Leave the pictures out. Return all other data exactly.

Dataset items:
>> start

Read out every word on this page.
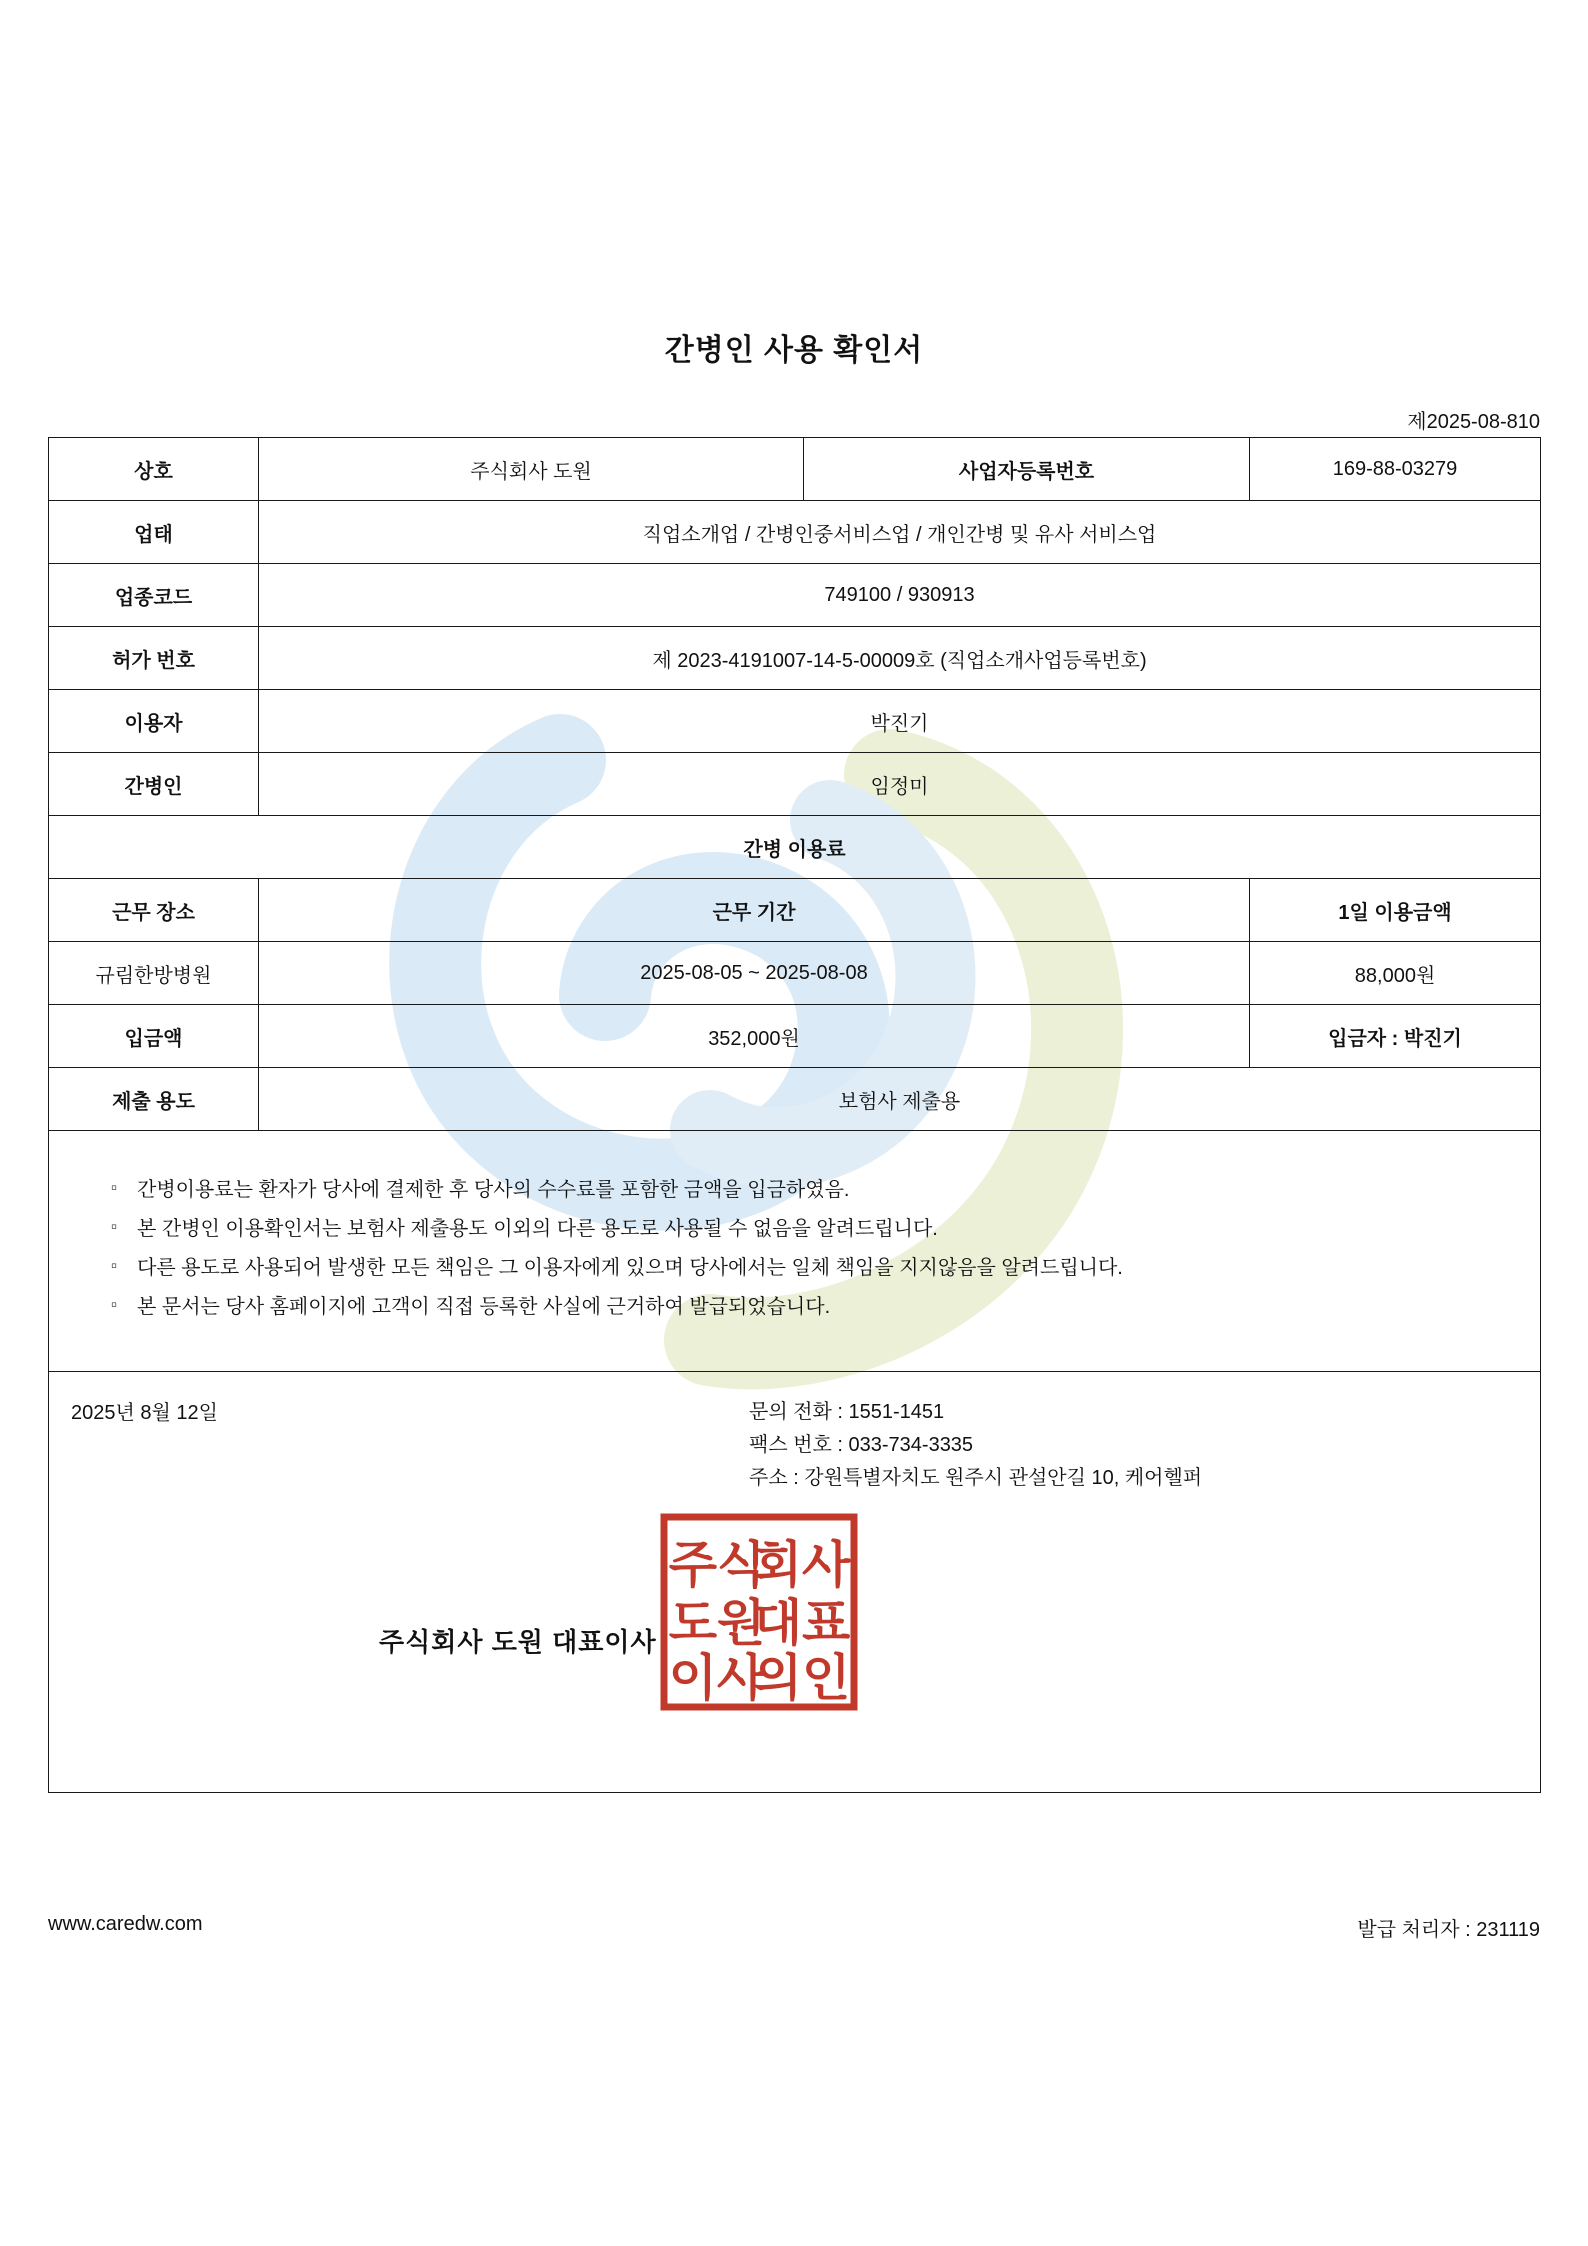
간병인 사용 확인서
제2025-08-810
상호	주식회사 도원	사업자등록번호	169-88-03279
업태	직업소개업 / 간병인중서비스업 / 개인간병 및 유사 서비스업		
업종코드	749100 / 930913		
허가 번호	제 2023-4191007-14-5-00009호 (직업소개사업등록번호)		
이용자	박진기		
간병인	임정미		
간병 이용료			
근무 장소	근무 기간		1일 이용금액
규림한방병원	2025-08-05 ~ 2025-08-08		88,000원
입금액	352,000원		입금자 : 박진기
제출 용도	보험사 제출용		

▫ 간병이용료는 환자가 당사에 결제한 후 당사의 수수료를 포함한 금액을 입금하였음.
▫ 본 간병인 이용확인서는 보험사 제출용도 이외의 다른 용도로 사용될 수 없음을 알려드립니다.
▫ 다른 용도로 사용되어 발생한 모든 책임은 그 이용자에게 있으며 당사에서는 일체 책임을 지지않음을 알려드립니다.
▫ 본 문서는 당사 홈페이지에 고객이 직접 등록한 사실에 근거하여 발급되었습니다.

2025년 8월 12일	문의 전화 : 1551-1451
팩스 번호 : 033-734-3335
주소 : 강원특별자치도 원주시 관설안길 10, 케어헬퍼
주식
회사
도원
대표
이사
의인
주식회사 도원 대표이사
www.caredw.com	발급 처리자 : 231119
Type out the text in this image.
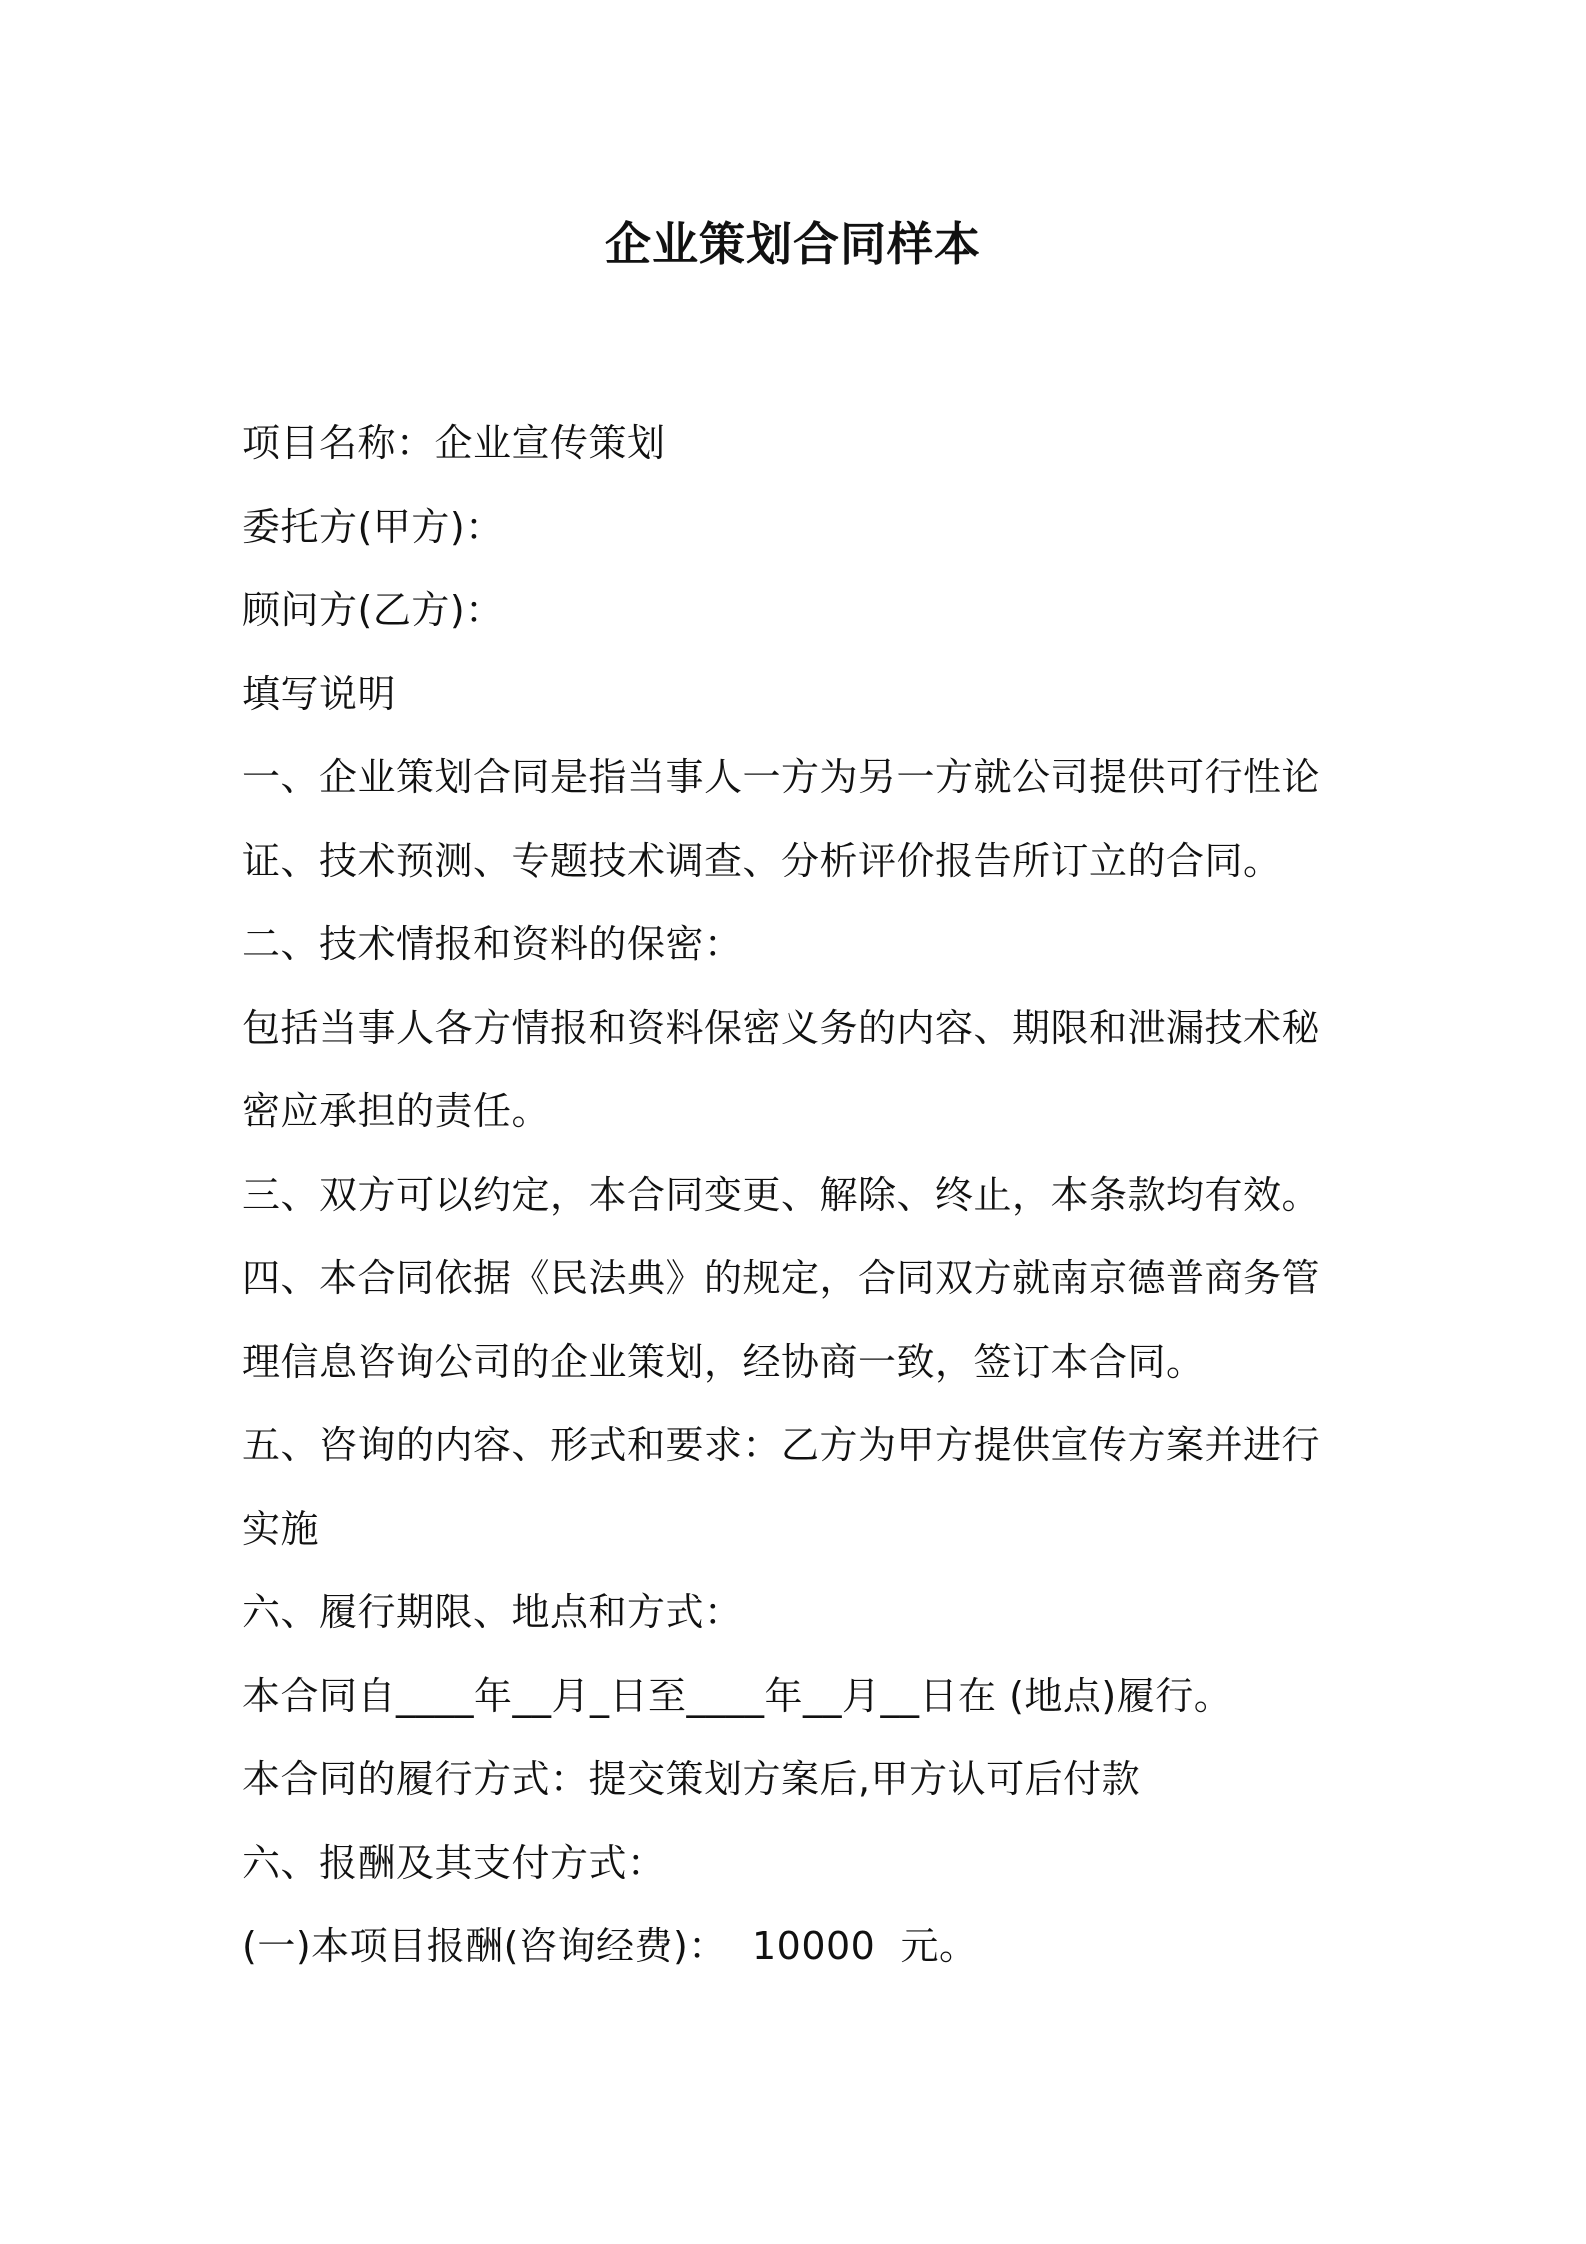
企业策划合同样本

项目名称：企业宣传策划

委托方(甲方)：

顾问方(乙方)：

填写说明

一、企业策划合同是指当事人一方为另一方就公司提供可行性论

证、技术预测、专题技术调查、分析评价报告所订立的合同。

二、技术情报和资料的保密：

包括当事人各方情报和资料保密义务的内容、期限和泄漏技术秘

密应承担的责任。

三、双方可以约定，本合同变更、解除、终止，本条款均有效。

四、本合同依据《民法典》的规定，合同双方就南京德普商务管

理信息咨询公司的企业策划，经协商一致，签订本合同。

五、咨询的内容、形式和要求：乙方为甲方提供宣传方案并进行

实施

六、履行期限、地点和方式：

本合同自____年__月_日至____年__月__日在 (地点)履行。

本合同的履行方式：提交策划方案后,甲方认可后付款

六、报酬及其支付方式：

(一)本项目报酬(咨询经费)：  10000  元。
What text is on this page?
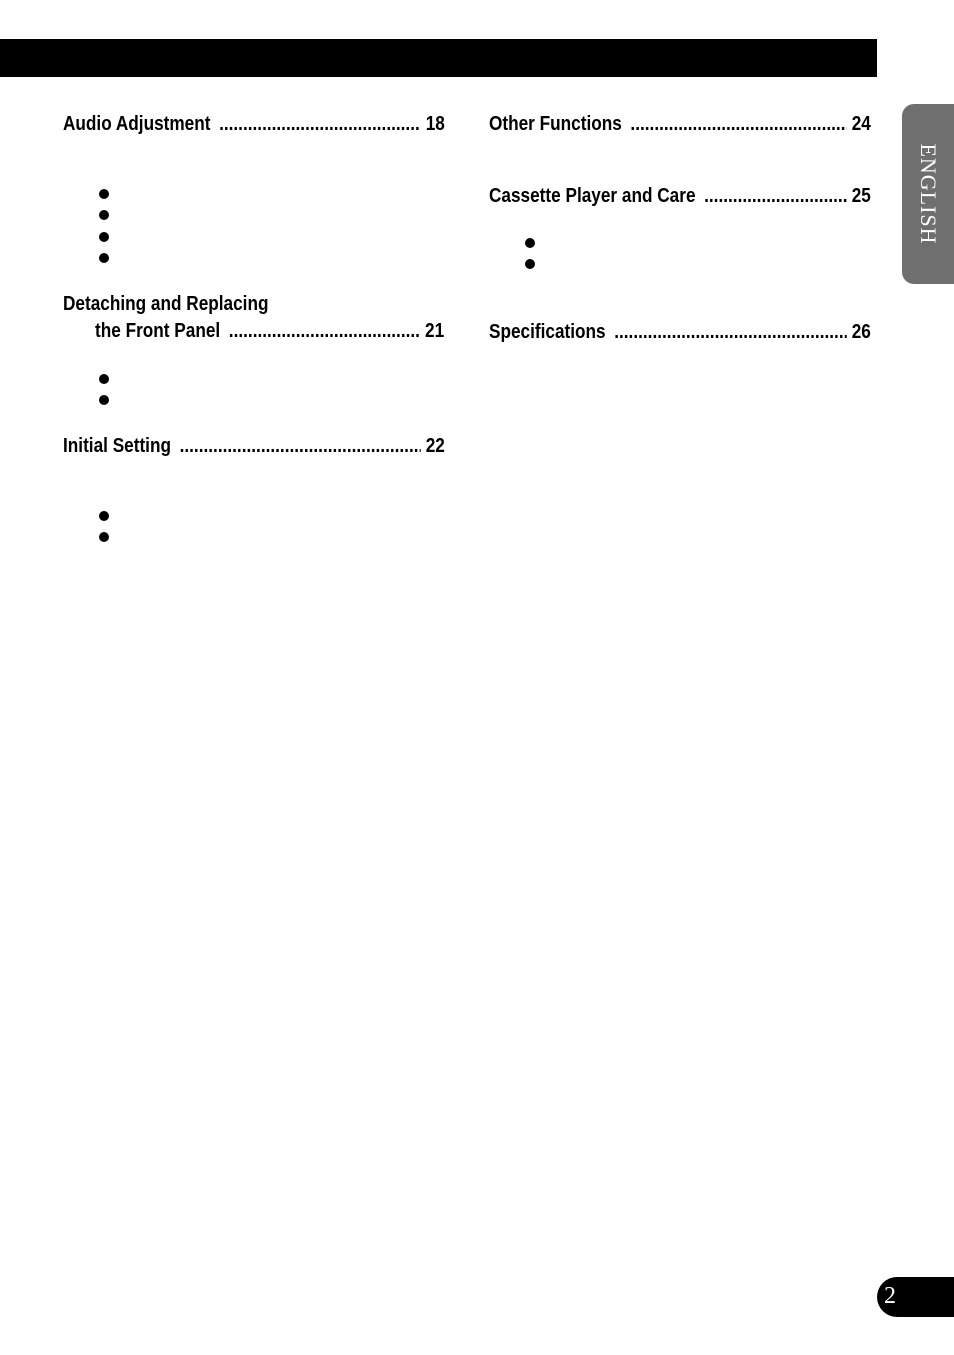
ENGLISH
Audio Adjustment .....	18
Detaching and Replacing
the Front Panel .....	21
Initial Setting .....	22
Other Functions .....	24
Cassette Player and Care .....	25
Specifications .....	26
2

>> end

# Response to this exercise
Read out every word on this page.
간병인 사용 확인서
제2025-08-810
상호	주식회사 도원	사업자등록번호	169-88-03279
업태	직업소개업 / 간병인중서비스업 / 개인간병 및 유사 서비스업		
업종코드	749100 / 930913		
허가 번호	제 2023-4191007-14-5-00009호 (직업소개사업등록번호)		
이용자	박진기		
간병인	임정미		
간병 이용료			
근무 장소	근무 기간		1일 이용금액
규림한방병원	2025-08-05 ~ 2025-08-08		88,000원
입금액	352,000원		입금자 : 박진기
제출 용도	보험사 제출용		

▫ 간병이용료는 환자가 당사에 결제한 후 당사의 수수료를 포함한 금액을 입금하였음.
▫ 본 간병인 이용확인서는 보험사 제출용도 이외의 다른 용도로 사용될 수 없음을 알려드립니다.
▫ 다른 용도로 사용되어 발생한 모든 책임은 그 이용자에게 있으며 당사에서는 일체 책임을 지지않음을 알려드립니다.
▫ 본 문서는 당사 홈페이지에 고객이 직접 등록한 사실에 근거하여 발급되었습니다.

2025년 8월 12일	문의 전화 : 1551-1451
팩스 번호 : 033-734-3335
주소 : 강원특별자치도 원주시 관설안길 10, 케어헬퍼
주식
회사
도원
대표
이사
의인
주식회사 도원 대표이사
www.caredw.com	발급 처리자 : 231119
Type out the text in this image.
企业策划合同样本

项目名称：企业宣传策划

委托方(甲方)：

顾问方(乙方)：

填写说明

一、企业策划合同是指当事人一方为另一方就公司提供可行性论

证、技术预测、专题技术调查、分析评价报告所订立的合同。

二、技术情报和资料的保密：

包括当事人各方情报和资料保密义务的内容、期限和泄漏技术秘

密应承担的责任。

三、双方可以约定，本合同变更、解除、终止，本条款均有效。

四、本合同依据《民法典》的规定，合同双方就南京德普商务管

理信息咨询公司的企业策划，经协商一致，签订本合同。

五、咨询的内容、形式和要求：乙方为甲方提供宣传方案并进行

实施

六、履行期限、地点和方式：

本合同自____年__月_日至____年__月__日在 (地点)履行。

本合同的履行方式：提交策划方案后,甲方认可后付款

六、报酬及其支付方式：

(一)本项目报酬(咨询经费)：  10000  元。
What text is on this page?
ENGLISH
Audio Adjustment .....	18
Detaching and Replacing
the Front Panel .....	21
Initial Setting .....	22
Other Functions .....	24
Cassette Player and Care .....	25
Specifications .....	26
2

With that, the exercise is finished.